§ **MATERIAL**:
____________

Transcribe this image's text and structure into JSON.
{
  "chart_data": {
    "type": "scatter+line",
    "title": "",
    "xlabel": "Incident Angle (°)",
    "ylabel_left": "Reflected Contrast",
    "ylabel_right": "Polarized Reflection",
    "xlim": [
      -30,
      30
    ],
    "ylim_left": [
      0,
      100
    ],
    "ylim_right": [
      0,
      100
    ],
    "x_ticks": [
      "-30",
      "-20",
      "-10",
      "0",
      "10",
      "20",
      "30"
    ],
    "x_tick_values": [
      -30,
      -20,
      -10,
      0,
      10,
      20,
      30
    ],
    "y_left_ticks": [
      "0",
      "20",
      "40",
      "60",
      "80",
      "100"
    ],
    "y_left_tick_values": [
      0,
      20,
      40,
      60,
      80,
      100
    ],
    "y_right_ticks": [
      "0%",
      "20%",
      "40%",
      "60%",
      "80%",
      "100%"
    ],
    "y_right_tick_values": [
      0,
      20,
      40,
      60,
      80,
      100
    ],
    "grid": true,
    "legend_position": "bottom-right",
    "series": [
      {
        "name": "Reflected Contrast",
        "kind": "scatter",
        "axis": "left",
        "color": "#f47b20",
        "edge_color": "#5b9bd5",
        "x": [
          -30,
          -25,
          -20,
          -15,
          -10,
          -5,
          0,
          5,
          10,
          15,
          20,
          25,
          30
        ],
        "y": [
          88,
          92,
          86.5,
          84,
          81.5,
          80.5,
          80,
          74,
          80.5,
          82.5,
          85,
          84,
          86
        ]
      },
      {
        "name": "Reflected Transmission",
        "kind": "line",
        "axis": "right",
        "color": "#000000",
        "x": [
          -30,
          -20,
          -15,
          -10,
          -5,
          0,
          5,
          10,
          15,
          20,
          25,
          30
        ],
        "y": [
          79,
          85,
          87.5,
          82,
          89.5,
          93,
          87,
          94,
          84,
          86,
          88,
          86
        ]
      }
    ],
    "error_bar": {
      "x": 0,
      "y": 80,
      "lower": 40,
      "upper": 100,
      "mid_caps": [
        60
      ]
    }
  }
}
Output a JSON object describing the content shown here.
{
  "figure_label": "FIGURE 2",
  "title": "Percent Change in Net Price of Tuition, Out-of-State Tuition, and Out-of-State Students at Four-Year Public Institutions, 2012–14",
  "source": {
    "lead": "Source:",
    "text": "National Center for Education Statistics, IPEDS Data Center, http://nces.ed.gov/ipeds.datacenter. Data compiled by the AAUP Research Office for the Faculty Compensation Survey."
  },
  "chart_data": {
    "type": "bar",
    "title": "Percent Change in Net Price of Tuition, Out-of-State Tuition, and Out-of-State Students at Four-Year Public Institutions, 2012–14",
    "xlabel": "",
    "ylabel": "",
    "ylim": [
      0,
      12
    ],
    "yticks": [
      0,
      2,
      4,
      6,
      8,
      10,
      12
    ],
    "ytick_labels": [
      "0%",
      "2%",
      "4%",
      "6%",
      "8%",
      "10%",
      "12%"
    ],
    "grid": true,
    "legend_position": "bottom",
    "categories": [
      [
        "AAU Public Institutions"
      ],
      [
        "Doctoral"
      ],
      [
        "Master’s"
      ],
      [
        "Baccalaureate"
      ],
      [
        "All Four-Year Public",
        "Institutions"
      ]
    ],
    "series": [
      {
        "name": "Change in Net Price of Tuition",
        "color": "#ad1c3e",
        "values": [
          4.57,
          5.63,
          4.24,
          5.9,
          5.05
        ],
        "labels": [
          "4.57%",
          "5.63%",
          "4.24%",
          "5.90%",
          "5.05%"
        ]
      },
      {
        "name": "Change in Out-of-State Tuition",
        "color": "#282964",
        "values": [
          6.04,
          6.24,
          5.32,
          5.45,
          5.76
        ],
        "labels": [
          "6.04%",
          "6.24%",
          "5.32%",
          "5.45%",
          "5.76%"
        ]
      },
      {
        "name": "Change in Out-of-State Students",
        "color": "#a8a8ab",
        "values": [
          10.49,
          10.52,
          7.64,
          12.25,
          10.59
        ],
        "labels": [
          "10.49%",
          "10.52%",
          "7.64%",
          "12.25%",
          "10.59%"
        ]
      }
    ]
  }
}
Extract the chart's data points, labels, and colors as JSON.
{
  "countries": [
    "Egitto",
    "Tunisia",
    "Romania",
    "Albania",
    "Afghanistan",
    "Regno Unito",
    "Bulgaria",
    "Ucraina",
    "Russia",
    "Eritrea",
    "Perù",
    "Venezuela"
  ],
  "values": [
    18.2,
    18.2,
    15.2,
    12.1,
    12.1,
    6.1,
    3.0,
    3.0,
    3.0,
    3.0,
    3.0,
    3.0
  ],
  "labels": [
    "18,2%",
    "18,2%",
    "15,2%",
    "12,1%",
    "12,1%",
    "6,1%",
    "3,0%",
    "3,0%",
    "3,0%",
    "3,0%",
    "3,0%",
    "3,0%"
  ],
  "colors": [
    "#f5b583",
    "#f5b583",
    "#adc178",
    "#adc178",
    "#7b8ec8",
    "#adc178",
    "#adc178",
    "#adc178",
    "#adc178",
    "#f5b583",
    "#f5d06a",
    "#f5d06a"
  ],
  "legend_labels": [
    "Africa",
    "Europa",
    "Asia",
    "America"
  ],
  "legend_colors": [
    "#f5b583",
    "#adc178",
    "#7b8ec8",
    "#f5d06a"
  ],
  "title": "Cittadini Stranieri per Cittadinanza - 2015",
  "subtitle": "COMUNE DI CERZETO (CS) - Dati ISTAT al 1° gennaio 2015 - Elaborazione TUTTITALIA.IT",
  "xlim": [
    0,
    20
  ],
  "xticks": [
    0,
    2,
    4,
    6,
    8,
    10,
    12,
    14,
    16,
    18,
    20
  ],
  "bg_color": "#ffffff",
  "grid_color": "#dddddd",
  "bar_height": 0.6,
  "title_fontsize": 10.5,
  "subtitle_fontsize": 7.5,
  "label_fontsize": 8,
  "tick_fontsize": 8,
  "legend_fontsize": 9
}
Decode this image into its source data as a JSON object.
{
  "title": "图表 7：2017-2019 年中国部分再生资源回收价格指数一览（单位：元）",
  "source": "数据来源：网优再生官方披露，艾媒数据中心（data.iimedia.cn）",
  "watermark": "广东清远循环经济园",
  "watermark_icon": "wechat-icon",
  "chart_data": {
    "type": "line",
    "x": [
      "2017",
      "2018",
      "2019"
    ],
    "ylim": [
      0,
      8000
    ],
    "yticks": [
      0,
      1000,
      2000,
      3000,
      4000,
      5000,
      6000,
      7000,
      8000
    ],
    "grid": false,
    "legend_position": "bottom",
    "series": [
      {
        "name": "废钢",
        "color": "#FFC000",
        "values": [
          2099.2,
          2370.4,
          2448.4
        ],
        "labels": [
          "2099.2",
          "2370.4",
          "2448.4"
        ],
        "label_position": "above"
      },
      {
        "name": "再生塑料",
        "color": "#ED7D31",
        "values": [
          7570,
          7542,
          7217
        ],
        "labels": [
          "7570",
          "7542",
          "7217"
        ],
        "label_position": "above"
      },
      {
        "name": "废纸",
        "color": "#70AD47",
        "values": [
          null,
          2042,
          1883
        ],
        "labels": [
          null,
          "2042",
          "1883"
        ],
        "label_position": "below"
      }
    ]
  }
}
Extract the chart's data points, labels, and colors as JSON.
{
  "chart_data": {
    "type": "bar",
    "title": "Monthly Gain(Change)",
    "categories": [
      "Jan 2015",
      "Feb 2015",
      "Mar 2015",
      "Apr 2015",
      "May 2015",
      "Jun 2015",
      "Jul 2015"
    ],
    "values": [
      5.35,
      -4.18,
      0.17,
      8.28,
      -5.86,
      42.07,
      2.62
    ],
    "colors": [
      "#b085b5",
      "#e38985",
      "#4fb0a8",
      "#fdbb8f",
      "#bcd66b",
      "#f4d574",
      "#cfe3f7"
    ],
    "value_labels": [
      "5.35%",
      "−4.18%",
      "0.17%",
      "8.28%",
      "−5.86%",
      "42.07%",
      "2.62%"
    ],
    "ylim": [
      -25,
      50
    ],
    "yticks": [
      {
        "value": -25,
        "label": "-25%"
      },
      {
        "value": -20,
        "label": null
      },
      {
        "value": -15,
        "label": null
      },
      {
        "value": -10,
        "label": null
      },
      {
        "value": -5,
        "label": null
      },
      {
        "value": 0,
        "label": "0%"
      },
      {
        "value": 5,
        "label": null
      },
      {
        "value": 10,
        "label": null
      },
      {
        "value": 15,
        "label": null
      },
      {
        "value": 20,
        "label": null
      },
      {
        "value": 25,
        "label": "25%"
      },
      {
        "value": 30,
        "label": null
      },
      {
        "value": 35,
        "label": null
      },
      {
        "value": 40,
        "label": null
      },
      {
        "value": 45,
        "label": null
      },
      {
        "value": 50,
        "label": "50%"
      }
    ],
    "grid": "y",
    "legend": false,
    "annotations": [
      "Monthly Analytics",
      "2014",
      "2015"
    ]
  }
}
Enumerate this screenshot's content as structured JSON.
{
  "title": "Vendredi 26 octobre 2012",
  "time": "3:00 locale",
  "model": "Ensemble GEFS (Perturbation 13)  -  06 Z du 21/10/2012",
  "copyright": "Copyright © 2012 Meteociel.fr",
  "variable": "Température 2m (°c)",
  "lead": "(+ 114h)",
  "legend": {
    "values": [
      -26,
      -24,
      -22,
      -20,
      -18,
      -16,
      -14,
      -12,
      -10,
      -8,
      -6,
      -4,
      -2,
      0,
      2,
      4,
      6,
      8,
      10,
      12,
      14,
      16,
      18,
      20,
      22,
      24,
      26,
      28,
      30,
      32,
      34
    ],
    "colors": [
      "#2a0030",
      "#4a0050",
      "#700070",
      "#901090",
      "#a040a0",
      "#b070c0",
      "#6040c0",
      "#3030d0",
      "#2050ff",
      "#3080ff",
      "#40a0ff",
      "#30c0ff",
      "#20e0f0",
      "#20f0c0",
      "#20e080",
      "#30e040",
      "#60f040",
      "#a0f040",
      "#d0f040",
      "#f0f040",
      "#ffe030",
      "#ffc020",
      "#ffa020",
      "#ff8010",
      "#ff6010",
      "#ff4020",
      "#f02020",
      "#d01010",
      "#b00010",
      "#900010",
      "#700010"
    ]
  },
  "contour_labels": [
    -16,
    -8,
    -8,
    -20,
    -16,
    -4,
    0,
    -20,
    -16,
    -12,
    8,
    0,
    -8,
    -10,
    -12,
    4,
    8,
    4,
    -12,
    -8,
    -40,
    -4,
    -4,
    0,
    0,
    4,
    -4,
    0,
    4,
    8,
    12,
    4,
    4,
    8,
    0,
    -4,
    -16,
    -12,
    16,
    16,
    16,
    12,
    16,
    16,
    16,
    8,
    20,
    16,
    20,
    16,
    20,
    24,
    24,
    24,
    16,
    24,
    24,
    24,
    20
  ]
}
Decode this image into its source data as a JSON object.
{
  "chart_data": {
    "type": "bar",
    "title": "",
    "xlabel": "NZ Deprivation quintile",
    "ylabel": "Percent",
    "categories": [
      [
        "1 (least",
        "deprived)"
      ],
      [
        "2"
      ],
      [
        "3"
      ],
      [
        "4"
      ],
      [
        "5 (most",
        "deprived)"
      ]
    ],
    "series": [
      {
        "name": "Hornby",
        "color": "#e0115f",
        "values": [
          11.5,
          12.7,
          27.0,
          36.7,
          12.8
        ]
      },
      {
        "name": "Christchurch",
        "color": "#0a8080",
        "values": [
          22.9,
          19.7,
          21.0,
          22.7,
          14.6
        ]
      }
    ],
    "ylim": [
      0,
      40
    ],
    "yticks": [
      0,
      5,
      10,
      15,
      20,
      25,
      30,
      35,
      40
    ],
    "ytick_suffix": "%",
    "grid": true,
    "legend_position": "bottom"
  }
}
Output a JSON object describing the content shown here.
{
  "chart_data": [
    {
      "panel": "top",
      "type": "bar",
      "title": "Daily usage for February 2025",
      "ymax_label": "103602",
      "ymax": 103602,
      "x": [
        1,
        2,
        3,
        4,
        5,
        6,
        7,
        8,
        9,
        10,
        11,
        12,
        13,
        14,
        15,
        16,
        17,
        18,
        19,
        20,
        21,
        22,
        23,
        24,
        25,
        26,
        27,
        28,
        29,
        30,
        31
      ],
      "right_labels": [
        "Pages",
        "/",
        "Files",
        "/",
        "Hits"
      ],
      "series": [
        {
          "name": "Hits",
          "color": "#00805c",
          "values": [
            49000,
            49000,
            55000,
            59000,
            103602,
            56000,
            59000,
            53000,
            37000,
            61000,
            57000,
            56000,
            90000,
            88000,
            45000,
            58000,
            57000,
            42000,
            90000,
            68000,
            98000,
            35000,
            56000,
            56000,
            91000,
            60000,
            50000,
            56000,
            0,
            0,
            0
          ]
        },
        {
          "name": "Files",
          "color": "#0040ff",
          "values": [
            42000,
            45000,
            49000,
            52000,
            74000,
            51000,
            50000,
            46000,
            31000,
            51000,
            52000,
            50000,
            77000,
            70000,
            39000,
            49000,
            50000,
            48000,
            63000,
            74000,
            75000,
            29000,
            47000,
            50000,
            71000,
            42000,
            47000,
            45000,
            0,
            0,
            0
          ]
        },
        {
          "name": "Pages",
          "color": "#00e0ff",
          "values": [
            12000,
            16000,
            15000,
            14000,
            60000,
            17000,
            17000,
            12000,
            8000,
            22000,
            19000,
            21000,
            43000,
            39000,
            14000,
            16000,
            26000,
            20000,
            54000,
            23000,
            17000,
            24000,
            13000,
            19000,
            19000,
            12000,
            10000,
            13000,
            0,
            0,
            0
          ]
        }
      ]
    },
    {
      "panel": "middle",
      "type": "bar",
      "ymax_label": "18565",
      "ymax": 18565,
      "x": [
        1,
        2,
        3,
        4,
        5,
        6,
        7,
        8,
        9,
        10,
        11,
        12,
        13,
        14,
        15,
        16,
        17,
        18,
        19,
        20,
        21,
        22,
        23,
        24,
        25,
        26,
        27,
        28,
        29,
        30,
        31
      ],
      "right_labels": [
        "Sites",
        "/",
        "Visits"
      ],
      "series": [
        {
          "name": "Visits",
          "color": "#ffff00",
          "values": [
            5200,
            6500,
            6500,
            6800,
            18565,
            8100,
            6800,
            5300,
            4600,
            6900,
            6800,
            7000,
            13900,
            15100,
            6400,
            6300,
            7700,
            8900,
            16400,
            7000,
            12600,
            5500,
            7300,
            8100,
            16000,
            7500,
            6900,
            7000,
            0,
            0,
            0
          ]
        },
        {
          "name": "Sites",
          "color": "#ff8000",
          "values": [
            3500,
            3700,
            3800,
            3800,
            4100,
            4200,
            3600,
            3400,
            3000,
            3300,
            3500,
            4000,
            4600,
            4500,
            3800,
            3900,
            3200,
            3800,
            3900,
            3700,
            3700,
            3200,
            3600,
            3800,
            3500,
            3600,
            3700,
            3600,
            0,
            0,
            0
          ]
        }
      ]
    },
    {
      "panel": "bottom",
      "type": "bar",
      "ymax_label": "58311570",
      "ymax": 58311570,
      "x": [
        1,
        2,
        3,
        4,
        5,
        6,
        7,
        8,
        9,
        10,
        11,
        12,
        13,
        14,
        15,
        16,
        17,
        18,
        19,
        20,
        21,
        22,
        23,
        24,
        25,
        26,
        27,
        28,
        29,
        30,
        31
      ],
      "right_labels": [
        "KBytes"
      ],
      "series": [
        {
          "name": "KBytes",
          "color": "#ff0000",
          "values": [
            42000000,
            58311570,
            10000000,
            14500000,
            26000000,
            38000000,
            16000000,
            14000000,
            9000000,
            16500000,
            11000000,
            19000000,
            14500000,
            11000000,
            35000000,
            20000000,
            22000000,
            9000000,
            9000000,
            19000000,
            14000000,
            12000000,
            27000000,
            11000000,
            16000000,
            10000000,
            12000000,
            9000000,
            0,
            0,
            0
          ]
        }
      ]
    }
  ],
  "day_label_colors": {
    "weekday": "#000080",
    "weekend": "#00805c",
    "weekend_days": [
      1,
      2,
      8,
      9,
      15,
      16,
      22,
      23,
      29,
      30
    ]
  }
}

____________

Pull out each line containing the word "panel" and copy it.

      "panel": "top",
      "panel": "middle",
      "panel": "bottom",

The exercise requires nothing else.